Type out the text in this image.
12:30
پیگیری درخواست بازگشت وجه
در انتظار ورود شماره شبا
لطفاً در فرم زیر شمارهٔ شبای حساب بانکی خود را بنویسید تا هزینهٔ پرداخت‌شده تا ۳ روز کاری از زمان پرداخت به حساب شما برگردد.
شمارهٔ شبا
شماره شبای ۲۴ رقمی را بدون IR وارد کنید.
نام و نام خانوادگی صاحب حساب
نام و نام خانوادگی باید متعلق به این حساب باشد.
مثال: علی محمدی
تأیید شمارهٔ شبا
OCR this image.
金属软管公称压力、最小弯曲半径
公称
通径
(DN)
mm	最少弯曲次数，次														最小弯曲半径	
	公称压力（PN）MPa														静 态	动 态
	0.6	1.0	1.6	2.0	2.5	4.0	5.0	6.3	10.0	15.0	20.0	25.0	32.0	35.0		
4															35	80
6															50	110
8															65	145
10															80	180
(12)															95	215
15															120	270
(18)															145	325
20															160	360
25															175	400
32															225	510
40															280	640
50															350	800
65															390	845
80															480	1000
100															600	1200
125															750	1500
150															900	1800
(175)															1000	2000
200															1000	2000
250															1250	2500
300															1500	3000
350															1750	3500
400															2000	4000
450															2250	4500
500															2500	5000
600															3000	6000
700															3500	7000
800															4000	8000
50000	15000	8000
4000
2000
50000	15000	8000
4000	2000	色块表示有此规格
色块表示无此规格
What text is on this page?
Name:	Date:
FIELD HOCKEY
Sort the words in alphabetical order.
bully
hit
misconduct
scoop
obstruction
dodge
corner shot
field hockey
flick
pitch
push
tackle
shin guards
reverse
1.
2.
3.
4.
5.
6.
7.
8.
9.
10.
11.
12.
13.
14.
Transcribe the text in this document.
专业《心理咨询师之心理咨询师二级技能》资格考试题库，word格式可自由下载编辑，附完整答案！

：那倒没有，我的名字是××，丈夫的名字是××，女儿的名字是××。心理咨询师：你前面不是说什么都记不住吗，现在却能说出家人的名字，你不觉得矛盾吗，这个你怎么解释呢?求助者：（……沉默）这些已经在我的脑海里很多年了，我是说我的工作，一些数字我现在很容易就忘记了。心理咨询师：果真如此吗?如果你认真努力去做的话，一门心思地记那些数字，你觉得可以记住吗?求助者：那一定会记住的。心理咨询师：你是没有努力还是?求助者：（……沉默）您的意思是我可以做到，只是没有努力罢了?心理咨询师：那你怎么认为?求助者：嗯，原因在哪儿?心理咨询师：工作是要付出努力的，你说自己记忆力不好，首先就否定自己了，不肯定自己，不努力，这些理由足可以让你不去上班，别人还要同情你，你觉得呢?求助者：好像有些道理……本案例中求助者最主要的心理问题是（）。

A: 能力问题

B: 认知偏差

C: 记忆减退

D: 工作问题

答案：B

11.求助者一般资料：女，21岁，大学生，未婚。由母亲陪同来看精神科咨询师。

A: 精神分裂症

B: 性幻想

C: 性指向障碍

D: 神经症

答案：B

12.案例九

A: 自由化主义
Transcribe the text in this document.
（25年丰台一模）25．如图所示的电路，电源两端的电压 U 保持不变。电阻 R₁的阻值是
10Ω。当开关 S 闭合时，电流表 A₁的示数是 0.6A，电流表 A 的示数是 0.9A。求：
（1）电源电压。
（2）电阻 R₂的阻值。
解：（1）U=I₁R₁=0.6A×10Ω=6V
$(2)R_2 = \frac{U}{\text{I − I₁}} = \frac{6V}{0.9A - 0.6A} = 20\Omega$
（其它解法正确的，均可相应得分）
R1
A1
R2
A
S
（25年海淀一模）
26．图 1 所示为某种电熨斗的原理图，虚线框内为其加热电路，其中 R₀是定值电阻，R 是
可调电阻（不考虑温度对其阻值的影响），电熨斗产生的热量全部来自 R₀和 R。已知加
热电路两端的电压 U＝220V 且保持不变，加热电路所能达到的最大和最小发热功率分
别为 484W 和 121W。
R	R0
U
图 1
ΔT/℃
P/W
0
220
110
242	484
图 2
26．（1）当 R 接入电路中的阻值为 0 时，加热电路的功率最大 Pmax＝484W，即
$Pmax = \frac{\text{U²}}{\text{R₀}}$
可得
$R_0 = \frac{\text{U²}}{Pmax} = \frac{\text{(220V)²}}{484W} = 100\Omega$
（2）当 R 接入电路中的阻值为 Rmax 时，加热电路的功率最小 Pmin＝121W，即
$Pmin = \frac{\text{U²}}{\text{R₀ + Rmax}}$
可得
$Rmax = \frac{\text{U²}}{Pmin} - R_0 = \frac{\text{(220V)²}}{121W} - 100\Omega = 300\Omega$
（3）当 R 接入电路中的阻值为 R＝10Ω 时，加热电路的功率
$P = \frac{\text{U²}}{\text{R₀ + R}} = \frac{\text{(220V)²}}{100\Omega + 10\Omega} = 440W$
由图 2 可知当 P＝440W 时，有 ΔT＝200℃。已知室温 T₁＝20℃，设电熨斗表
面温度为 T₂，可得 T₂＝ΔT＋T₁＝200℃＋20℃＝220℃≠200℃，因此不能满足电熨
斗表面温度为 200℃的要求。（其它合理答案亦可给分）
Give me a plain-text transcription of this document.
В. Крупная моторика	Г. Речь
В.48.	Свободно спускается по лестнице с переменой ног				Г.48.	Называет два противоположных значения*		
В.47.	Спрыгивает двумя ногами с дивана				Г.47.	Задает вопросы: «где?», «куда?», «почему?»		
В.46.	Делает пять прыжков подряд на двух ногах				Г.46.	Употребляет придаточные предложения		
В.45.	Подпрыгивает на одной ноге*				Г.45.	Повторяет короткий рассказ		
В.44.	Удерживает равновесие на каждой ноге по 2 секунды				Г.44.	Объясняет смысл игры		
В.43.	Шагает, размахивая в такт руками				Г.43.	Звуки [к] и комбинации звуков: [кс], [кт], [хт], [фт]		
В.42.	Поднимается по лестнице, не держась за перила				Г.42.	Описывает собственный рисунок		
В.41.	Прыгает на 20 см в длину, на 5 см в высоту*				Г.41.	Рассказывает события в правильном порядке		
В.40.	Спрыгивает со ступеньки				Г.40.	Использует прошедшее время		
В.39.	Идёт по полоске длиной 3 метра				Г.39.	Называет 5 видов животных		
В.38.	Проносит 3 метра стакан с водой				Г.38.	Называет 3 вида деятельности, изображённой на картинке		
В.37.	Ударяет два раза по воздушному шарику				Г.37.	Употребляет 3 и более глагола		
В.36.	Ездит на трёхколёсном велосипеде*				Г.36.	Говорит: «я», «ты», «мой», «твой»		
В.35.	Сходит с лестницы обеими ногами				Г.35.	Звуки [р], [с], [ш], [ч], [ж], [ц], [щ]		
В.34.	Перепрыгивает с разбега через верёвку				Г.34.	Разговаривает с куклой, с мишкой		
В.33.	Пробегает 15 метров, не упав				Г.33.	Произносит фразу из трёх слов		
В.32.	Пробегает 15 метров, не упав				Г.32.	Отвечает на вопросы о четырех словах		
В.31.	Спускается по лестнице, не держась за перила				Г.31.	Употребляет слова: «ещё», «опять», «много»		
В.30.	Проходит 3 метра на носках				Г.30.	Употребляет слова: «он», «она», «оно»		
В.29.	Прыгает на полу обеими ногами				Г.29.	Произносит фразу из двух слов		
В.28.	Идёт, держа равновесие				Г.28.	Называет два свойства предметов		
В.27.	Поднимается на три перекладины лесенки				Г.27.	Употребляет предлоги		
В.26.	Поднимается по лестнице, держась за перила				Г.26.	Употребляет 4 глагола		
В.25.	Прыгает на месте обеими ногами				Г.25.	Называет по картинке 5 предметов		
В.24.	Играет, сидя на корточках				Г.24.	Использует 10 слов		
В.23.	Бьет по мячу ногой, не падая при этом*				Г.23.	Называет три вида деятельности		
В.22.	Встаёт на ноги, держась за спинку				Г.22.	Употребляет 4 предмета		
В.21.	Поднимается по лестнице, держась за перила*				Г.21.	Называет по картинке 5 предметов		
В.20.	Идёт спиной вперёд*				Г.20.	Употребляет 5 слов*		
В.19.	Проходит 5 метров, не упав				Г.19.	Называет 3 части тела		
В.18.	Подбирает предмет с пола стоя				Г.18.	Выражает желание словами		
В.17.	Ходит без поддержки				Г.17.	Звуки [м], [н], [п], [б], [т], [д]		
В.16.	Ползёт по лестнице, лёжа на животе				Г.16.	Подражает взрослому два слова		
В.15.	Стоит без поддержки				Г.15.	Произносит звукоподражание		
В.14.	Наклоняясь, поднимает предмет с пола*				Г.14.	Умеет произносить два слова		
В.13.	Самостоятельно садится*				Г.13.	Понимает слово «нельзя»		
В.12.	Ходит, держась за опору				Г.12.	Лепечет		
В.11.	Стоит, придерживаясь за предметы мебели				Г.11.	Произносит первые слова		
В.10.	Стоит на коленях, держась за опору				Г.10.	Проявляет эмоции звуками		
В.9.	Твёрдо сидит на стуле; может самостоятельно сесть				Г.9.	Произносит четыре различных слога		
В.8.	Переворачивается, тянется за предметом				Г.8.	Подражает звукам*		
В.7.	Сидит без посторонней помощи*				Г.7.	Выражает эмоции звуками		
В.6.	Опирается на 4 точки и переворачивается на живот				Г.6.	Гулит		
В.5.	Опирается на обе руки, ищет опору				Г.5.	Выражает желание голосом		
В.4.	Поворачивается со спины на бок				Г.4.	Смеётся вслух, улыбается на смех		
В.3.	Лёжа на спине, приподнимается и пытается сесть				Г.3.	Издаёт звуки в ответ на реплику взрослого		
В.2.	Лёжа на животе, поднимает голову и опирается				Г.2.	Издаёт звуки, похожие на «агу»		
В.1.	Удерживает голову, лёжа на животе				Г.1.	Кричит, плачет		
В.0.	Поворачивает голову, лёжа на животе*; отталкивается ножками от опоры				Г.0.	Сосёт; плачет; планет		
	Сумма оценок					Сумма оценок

The exercise:
Copy every line above in which the string "image" shows up.

Answer to this task:
Type out the text in this image.
OCR this image.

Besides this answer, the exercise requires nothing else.